──────── Exercise input

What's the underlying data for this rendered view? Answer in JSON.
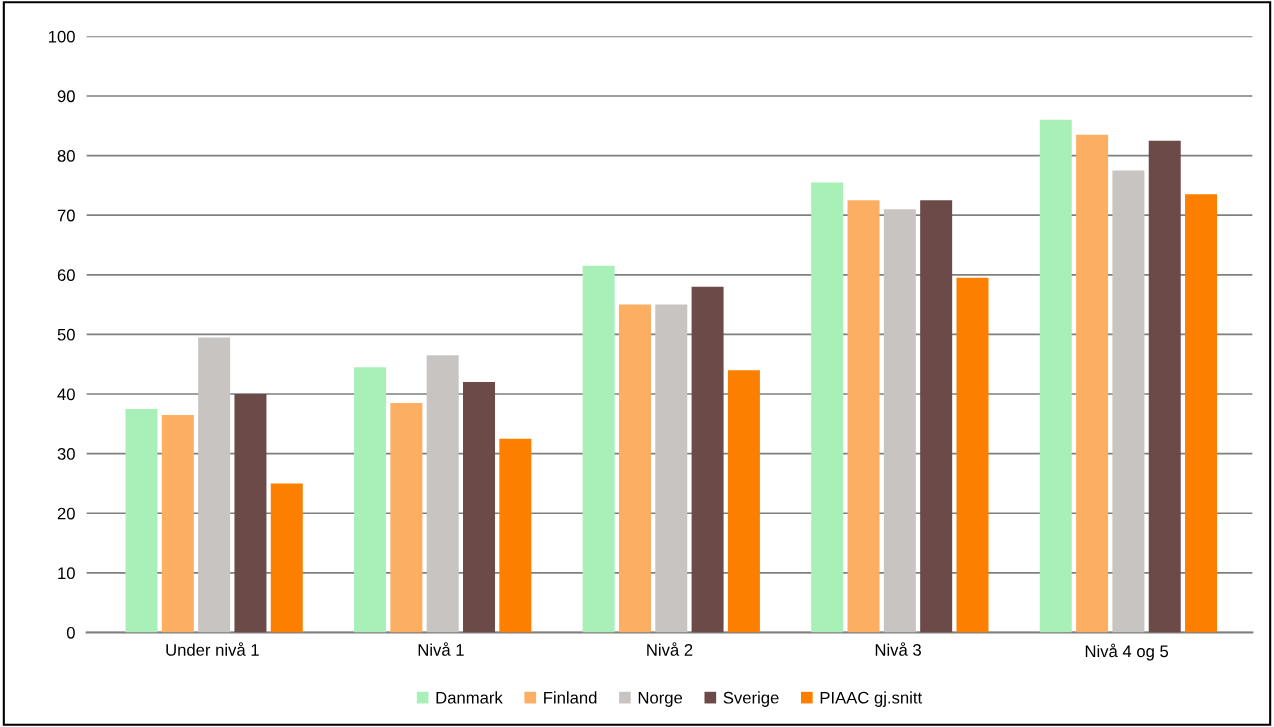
{
  "chart_data": {
    "type": "bar",
    "categories": [
      "Under nivå 1",
      "Nivå 1",
      "Nivå 2",
      "Nivå 3",
      "Nivå 4 og 5"
    ],
    "series": [
      {
        "name": "Danmark",
        "color": "#a8f0b8",
        "values": [
          37.5,
          44.5,
          61.5,
          75.5,
          86
        ]
      },
      {
        "name": "Finland",
        "color": "#fcae62",
        "values": [
          36.5,
          38.5,
          55,
          72.5,
          83.5
        ]
      },
      {
        "name": "Norge",
        "color": "#c8c4c2",
        "values": [
          49.5,
          46.5,
          55,
          71,
          77.5
        ]
      },
      {
        "name": "Sverige",
        "color": "#6b4a48",
        "values": [
          40,
          42,
          58,
          72.5,
          82.5
        ]
      },
      {
        "name": "PIAAC gj.snitt",
        "color": "#fc7f00",
        "values": [
          25,
          32.5,
          44,
          59.5,
          73.5
        ]
      }
    ],
    "ylim": [
      0,
      100
    ],
    "yticks": [
      0,
      10,
      20,
      30,
      40,
      50,
      60,
      70,
      80,
      90,
      100
    ],
    "grid": "y",
    "legend": "bottom"
  }
}
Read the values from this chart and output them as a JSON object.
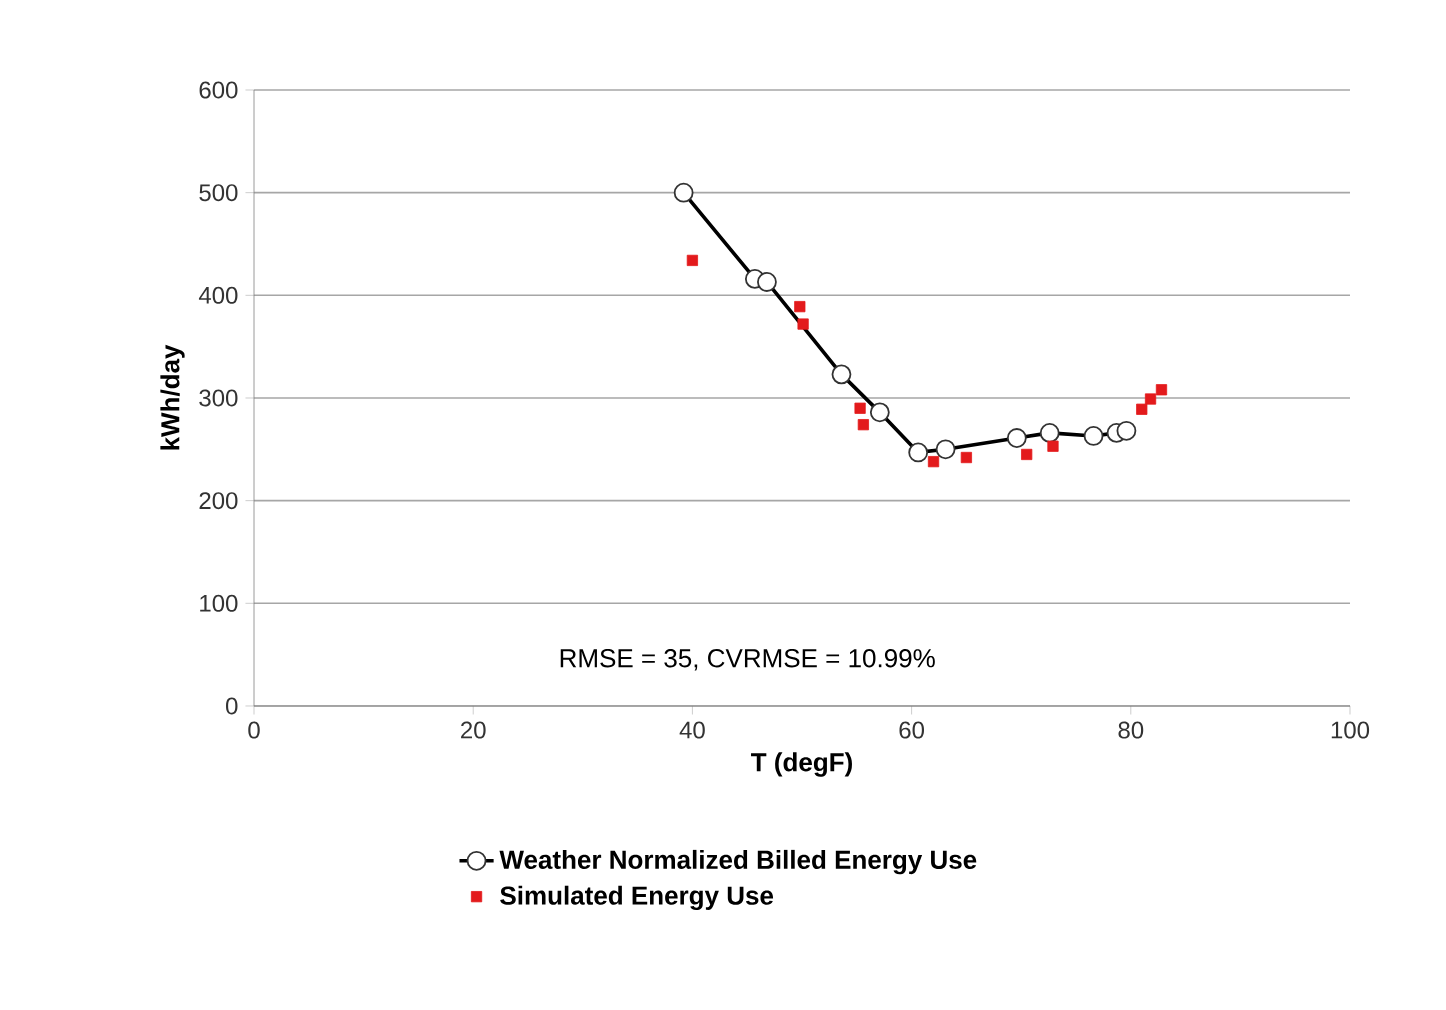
{
  "chart_data": {
    "type": "line",
    "xlabel": "T (degF)",
    "ylabel": "kWh/day",
    "xlim": [
      0,
      100
    ],
    "xticks": [
      0,
      20,
      40,
      60,
      80,
      100
    ],
    "ylim": [
      0,
      600
    ],
    "yticks": [
      0,
      100,
      200,
      300,
      400,
      500,
      600
    ],
    "grid": "y",
    "legend": "bottom",
    "annotations": [
      "RMSE = 35, CVRMSE = 10.99%"
    ],
    "series": [
      {
        "name": "Weather Normalized Billed Energy Use",
        "marker": "circle",
        "line_style": "solid",
        "color": "#000000",
        "x": [
          39.2,
          45.7,
          46.8,
          53.6,
          57.1,
          60.6,
          63.1,
          69.6,
          72.6,
          76.6,
          78.7,
          79.6
        ],
        "values": [
          500,
          416,
          413,
          323,
          286,
          247,
          250,
          261,
          266,
          263,
          266,
          268
        ]
      },
      {
        "name": "Simulated Energy Use",
        "type": "scatter",
        "marker": "square",
        "color": "#e31a1c",
        "x": [
          40.0,
          49.8,
          50.1,
          55.3,
          55.6,
          62.0,
          65.0,
          70.5,
          72.9,
          81.0,
          81.8,
          82.8
        ],
        "values": [
          434,
          389,
          372,
          290,
          274,
          238,
          242,
          245,
          253,
          289,
          299,
          308
        ]
      }
    ]
  }
}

────────────────

Goal of the exercise: Omit every picture, then reproduce the rest of the listing exactly.

Exercise result:
What's the underlying data for this rendered view? Answer in JSON.
{
  "chart_data": {
    "type": "bar",
    "categories": [
      "Under nivå 1",
      "Nivå 1",
      "Nivå 2",
      "Nivå 3",
      "Nivå 4 og 5"
    ],
    "series": [
      {
        "name": "Danmark",
        "color": "#a8f0b8",
        "values": [
          37.5,
          44.5,
          61.5,
          75.5,
          86
        ]
      },
      {
        "name": "Finland",
        "color": "#fcae62",
        "values": [
          36.5,
          38.5,
          55,
          72.5,
          83.5
        ]
      },
      {
        "name": "Norge",
        "color": "#c8c4c2",
        "values": [
          49.5,
          46.5,
          55,
          71,
          77.5
        ]
      },
      {
        "name": "Sverige",
        "color": "#6b4a48",
        "values": [
          40,
          42,
          58,
          72.5,
          82.5
        ]
      },
      {
        "name": "PIAAC gj.snitt",
        "color": "#fc7f00",
        "values": [
          25,
          32.5,
          44,
          59.5,
          73.5
        ]
      }
    ],
    "ylim": [
      0,
      100
    ],
    "yticks": [
      0,
      10,
      20,
      30,
      40,
      50,
      60,
      70,
      80,
      90,
      100
    ],
    "grid": "y",
    "legend": "bottom"
  }
}
Read the values from this chart and output them as a JSON object.
{
  "chart_data": {
    "type": "line",
    "xlabel": "T (degF)",
    "ylabel": "kWh/day",
    "xlim": [
      0,
      100
    ],
    "xticks": [
      0,
      20,
      40,
      60,
      80,
      100
    ],
    "ylim": [
      0,
      600
    ],
    "yticks": [
      0,
      100,
      200,
      300,
      400,
      500,
      600
    ],
    "grid": "y",
    "legend": "bottom",
    "annotations": [
      "RMSE = 35, CVRMSE = 10.99%"
    ],
    "series": [
      {
        "name": "Weather Normalized Billed Energy Use",
        "marker": "circle",
        "line_style": "solid",
        "color": "#000000",
        "x": [
          39.2,
          45.7,
          46.8,
          53.6,
          57.1,
          60.6,
          63.1,
          69.6,
          72.6,
          76.6,
          78.7,
          79.6
        ],
        "values": [
          500,
          416,
          413,
          323,
          286,
          247,
          250,
          261,
          266,
          263,
          266,
          268
        ]
      },
      {
        "name": "Simulated Energy Use",
        "type": "scatter",
        "marker": "square",
        "color": "#e31a1c",
        "x": [
          40.0,
          49.8,
          50.1,
          55.3,
          55.6,
          62.0,
          65.0,
          70.5,
          72.9,
          81.0,
          81.8,
          82.8
        ],
        "values": [
          434,
          389,
          372,
          290,
          274,
          238,
          242,
          245,
          253,
          289,
          299,
          308
        ]
      }
    ]
  }
}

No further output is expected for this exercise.